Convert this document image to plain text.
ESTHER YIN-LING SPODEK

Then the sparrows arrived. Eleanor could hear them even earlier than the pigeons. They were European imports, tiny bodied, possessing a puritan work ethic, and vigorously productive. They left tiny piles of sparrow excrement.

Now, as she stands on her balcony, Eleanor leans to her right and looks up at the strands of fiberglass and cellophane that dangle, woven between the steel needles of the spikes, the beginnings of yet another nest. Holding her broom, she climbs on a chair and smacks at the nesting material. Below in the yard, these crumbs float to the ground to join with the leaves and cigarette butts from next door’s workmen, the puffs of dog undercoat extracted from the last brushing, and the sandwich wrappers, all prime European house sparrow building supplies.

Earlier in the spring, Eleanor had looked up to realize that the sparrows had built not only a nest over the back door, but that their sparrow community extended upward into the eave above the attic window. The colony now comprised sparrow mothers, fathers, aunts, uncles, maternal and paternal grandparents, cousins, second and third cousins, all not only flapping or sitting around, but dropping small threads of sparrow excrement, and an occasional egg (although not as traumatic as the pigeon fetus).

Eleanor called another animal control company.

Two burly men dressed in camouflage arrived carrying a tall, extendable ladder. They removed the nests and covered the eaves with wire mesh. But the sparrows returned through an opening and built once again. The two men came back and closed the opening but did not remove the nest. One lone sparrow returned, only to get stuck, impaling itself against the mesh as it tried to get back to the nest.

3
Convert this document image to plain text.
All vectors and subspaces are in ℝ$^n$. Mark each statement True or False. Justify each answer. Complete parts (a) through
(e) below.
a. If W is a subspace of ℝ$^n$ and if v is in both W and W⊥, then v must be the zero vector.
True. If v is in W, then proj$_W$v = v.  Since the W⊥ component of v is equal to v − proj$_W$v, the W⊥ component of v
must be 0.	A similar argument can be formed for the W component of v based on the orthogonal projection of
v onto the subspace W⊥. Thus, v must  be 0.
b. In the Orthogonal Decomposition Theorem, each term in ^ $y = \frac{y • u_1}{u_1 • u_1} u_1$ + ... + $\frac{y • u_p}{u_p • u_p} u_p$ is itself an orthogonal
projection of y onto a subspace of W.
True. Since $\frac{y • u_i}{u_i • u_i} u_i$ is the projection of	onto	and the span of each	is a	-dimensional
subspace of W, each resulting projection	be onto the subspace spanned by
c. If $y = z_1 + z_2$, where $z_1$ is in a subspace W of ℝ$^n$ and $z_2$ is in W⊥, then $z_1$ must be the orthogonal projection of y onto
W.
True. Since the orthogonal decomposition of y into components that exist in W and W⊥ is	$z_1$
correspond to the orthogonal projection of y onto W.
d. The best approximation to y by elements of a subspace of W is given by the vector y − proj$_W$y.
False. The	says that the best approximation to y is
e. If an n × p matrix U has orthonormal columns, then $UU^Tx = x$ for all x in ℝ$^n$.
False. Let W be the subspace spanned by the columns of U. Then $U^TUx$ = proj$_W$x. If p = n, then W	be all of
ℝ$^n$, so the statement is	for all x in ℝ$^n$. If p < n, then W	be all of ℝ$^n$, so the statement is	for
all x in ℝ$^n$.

+++

• _Requirement_: Your task is to report how many lines of the material include the string "door". Give the number and no other words.

• _Solution_: 2